_Document passage_.

Kim Thayil on Soundgarden, Time Signatures, and Why He Never Made a Solo Album

Talking to Kim Thayil is like flipping through an encyclopedia of heavy rock, only the entries come with punchlines, tangents, and the occasional reminder that he once wrote for Encarta. Yes, that Encarta. But first things first: Soundgarden.

Thayil laughs at the idea of anniversaries, especially the “30th anniversary” of Screaming Life/Fopp. “Screaming Life was released in ’87,” he says. “Fopp was ’88. So technically it’s 33 years for one and 32 for the other. But when they put the CD together in 1990, suddenly it’s an ‘album.’ For us, Screaming Life was already an album. Six songs, produced by Jack Endino, our debut on Sub Pop—that’s an album. Fopp was an EP, built around a cover. But the label compiles them and, boom, it’s a record.”

Even back then, Soundgarden knew they didn’t sound like anyone else. “We were quirky post-punk, then we started adding psychedelic elements, and we played them heavier,” Thayil says. “It was like Black Flag meets Black Sabbath by way of Bauhaus. We weren’t trying to be different, but people would point it out. To us it was natural. We grew up on Sabbath and Zeppelin, then the Sex Pistols and Ramones. That’s the soup.”

The soup produced songs like “Little Joe,” a wiry, vaguely Eastern curio Thayil remembers arranging before he even picked up a guitar. “I described it to Chris and Hiro—this wiry riff, then space for the bass to define itself. Chris was our drummer at the time, but he was involved in arrangements. I picked up the guitar and illustrated what I meant. That’s how we wrote. Sometimes we’d only figure out later that a song was in 5/4 because someone tried to count it out at a gig.”

_Given records_.
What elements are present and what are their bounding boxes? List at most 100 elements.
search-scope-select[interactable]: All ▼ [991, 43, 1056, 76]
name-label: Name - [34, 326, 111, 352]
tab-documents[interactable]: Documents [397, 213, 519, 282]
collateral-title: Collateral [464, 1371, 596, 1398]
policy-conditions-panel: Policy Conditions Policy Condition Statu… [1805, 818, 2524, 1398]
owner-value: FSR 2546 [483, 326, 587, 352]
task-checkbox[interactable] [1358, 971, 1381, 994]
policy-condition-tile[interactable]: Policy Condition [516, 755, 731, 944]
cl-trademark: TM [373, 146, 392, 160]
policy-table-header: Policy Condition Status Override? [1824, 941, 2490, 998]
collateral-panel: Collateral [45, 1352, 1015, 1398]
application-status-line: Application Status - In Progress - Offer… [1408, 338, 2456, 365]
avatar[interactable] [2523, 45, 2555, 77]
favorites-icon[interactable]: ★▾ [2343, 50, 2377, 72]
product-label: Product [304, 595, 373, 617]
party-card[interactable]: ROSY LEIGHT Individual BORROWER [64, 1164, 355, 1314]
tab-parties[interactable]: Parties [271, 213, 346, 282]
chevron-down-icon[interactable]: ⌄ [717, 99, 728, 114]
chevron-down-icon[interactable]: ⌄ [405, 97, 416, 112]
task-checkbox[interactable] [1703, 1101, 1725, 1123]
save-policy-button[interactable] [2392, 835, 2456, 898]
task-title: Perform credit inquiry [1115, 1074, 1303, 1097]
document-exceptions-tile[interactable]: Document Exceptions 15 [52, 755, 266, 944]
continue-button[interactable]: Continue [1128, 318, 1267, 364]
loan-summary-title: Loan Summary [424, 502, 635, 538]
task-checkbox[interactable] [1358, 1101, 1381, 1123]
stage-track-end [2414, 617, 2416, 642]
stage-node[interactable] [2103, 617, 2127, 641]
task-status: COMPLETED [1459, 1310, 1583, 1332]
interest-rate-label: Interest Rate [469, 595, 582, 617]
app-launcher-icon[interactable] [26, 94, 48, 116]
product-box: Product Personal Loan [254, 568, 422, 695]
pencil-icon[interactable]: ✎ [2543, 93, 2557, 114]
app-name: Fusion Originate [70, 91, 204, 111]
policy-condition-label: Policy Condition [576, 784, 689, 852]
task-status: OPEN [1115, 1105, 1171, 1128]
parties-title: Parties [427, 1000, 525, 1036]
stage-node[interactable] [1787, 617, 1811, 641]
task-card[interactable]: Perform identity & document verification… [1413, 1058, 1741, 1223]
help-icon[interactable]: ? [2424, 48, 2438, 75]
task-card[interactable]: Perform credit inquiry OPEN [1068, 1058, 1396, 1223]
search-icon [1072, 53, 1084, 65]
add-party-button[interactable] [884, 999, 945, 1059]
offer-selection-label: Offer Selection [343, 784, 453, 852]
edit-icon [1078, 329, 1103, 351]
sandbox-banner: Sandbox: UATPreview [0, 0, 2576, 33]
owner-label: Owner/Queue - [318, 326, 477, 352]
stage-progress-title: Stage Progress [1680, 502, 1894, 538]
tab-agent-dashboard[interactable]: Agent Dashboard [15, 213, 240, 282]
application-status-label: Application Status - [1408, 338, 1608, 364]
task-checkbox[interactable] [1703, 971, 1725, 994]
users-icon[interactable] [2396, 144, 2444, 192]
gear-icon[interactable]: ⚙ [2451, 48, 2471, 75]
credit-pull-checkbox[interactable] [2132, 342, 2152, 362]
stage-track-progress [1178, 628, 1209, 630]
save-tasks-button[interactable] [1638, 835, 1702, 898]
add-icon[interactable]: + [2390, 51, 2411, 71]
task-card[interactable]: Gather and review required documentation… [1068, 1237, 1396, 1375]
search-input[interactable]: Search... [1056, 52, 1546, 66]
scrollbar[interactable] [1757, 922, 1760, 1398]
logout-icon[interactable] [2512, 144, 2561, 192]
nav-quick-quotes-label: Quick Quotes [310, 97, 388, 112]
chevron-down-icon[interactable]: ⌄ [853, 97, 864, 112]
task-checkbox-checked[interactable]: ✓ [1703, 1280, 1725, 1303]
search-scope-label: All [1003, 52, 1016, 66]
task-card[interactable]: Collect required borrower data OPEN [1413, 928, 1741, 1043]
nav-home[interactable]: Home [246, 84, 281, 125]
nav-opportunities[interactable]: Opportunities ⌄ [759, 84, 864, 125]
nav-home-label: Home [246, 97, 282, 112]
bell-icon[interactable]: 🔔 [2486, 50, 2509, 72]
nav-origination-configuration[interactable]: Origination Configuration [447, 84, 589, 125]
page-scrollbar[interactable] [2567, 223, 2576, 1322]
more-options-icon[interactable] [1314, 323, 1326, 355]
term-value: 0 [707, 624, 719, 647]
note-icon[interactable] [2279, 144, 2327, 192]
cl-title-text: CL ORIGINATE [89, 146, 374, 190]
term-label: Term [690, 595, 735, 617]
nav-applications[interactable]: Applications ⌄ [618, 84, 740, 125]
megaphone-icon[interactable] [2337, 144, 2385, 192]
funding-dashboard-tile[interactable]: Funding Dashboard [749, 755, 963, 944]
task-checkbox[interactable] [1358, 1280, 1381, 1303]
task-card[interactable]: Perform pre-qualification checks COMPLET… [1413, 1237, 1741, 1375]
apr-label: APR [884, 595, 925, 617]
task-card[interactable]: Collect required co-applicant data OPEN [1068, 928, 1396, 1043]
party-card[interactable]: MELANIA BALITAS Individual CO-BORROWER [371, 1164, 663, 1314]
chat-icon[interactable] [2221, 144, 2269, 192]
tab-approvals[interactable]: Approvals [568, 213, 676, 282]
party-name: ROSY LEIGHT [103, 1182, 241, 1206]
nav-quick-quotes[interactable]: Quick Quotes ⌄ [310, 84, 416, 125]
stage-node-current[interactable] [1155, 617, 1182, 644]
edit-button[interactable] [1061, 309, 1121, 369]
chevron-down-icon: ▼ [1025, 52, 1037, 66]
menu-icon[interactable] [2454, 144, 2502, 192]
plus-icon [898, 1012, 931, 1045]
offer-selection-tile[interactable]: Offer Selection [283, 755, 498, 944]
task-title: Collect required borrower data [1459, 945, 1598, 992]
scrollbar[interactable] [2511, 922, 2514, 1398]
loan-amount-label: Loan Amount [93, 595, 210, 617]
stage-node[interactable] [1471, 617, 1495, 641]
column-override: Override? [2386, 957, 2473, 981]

_Stated task A_.
Reproduce the Kim Thayil interview from "Talking to Kim" up to and including "things first: Soundgarden.", renaming "Encarta" to "Wikipedia" wherever it appears.
_Stated task B_.
Continue the Kim Thayil interview from its last sentence onward.

_Exercise answer A_.
Talking to Kim Thayil is like flipping through an encyclopedia of heavy rock, only the entries come with punchlines, tangents, and the occasional reminder that he once wrote for Wikipedia. Yes, that Wikipedia. But first things first: Soundgarden.

_Exercise answer B_.
Time signatures became part of the Soundgarden myth. “We were already doing that before Matt Cameron,” Thayil says, “but we wanted him because he could play the weird stuff and write songs. We wanted everyone to be a songwriter. That way, the albums would be stronger. With Matt, we could go back to the fives and sevens, and he’d just nail it.”

In 1990, Soundgarden dropped “Room A Thousand Years Wide” backed with “HIV Baby,” a single that perfectly summed up the band’s democratic chaos. “That was my idea,” Thayil grins. “Matt wrote the music for ‘Room,’ I wrote the lyrics. On the flip, Chris wrote the lyrics for Ben’s music. Except, actually, I wrote some of those riffs on ‘HIV Baby.’ But I thought it’d be cool if one side said ‘Thayil/Cameron’ and the other said ‘Cornell/Shepherd.’ Just to show that everyone was contributing.”

For all the heaviness, Soundgarden never hid their Beatles obsession. “The first album I ever got was Hey Jude,” Thayil says. “By fifth grade I had Sgt. Pepper’s and Revolver. I’d sit in my room with a black light bulb from Sears, listening to The Beatles. That was huge for me. Chris probably held onto them longer, as someone writing vocal lines, but it was there for all of us. Then punk hit and I moved on to guitars and weird noises. But yeah, the Beatles were foundational.”

Soundgarden’s discography is littered with oddities: foreign-market EPs, label-generated samplers, a 1995 CD-ROM called Alive in the Superunknown. “That wasn’t us,” Thayil insists. “That was the label experimenting with new technology. You’d get a menu, some crude animation, maybe a ridiculous video game. MTV even aired one of the animations on Headbanger’s Ball. It was all part of the ‘CD-ROM era.’ I even recorded guitar noises for Encarta—Microsoft’s encyclopedia. You’d click and hear a sound. That’s my legacy too.”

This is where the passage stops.